### TEXT FOR ANALYSIS
"""
# Rimadyl & Prednisone ?? Help Please



## dmarie (Nov 11, 2007)

Our Chloe was injured this week, tonight I mistakenly gave her 1/4 tab rimadyl along with 1/4 prednisone! Im not sure what to do, has anyone done this? Is there anything I snould do? Thank you, just freaking out while getting Easter together.
Thanks for the help
Dmarie
ps. Chole is 6 yrsl


----------



## Super3*k (Feb 26, 2013)

Is she acting ok? I know it is scary. Is there an emergency vet on call? I have medicated my first dog Teddy with Prednisone and he was on a lot...and I mean a lot of meds..heart meds, liver meds, pain meds...he did fine. I think your dog should be fine. Rimadyl is an anti inflammatory like Motrin or Advil ....keep an eye out and call the emergency vet and run it by them if you can..I know that is not always possible. Good luck..thinking of you and Chloe. Keep us posted.


----------



## SammieMom (Nov 13, 2010)

I would call the ER or poison control 800 #. I think it's in a sticky thread here. I'll look for you.


----------



## jmm (Nov 23, 2004)

Unless you literally just gave it within the last 5 minutes, there's not much to do other than watch and wait. You may see vomiting and/or diarrhea in the next day or so. If that occurs contact your get and let them know what happened. It is not "toxic" to give together, just very hard on the GI tract.


----------



## SammieMom (Nov 13, 2010)

Oh good news Jackie..


Praying all is well with your baby.


----------



## Zoe's Mom88 (Apr 25, 2011)

I would call an ER vet for some advice. Most places are willing to give help ASAP. Hope all goes well.


----------



## dmarie (Nov 11, 2007)

She is not acting different. When I realized what I did I started to check on line & worry after reading about it. I think i will give her something for her stomach though, just to be safe, thank you guys, I have not been here for a long time, 2 years. Just like always, the smartest, most informative Maltese site online. Thank you!


----------
"""
### INFORMATION GIVEN
"""
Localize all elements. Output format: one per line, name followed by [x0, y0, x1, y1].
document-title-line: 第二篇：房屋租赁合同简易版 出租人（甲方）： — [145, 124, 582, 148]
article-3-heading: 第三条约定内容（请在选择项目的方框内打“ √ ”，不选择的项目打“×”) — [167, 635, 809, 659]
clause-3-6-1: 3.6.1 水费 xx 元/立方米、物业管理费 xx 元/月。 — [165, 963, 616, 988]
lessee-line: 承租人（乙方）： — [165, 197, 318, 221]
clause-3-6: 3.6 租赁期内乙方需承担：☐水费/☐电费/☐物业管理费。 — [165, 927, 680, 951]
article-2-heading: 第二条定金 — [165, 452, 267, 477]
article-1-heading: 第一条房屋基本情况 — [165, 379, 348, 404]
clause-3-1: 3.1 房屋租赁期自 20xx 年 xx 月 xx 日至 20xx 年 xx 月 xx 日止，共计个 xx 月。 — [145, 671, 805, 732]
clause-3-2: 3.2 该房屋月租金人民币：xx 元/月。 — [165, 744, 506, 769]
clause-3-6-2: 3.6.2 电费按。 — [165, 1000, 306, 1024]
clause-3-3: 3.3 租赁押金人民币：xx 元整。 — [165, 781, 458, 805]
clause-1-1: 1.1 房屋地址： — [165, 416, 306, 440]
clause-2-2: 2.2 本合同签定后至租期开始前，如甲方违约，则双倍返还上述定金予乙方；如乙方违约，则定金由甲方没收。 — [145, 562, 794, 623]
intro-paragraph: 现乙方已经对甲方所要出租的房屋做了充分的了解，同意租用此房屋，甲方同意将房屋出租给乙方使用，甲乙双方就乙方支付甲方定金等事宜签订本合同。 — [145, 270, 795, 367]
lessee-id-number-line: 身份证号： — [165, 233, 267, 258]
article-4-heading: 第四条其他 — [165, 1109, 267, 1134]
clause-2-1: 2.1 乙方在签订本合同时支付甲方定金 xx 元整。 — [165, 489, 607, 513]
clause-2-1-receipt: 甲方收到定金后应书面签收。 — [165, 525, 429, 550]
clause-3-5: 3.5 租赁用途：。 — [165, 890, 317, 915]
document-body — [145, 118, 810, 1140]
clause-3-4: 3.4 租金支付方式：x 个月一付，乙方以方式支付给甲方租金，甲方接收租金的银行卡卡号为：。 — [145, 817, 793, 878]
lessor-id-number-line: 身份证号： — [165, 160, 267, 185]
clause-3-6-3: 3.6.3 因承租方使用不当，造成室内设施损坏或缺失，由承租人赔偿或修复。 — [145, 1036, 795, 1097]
"""
### EXERCISE 1
Answer from the Rimadyl and prednisone thread:
(a) How much of a Rimadyl tab did dmarie give Chloe?
(b) According to jmm, what might appear in the next day or so?
(c) Super3*k compares Rimadyl to which two products?
### EXERCISE 2
Reproduce the passage from the Rimadyl and prednisone thread starting at "Is she acting" and ending at "look for you.".
The data above is separate material, unrelated to the Rimadyl and prednisone thread.

### ANSWER 1
(a) 1/4 tab
(b) Vomiting and/or diarrhea
(c) Motrin and Advil

### ANSWER 2
Is she acting ok? I know it is scary. Is there an emergency vet on call? I have medicated my first dog Teddy with Prednisone and he was on a lot...and I mean a lot of meds..heart meds, liver meds, pain meds...he did fine. I think your dog should be fine. Rimadyl is an anti inflammatory like Motrin or Advil ....keep an eye out and call the emergency vet and run it by them if you can..I know that is not always possible. Good luck..thinking of you and Chloe. Keep us posted.


----------



## SammieMom (Nov 13, 2010)

I would call the ER or poison control 800 #. I think it's in a sticky thread here. I'll look for you.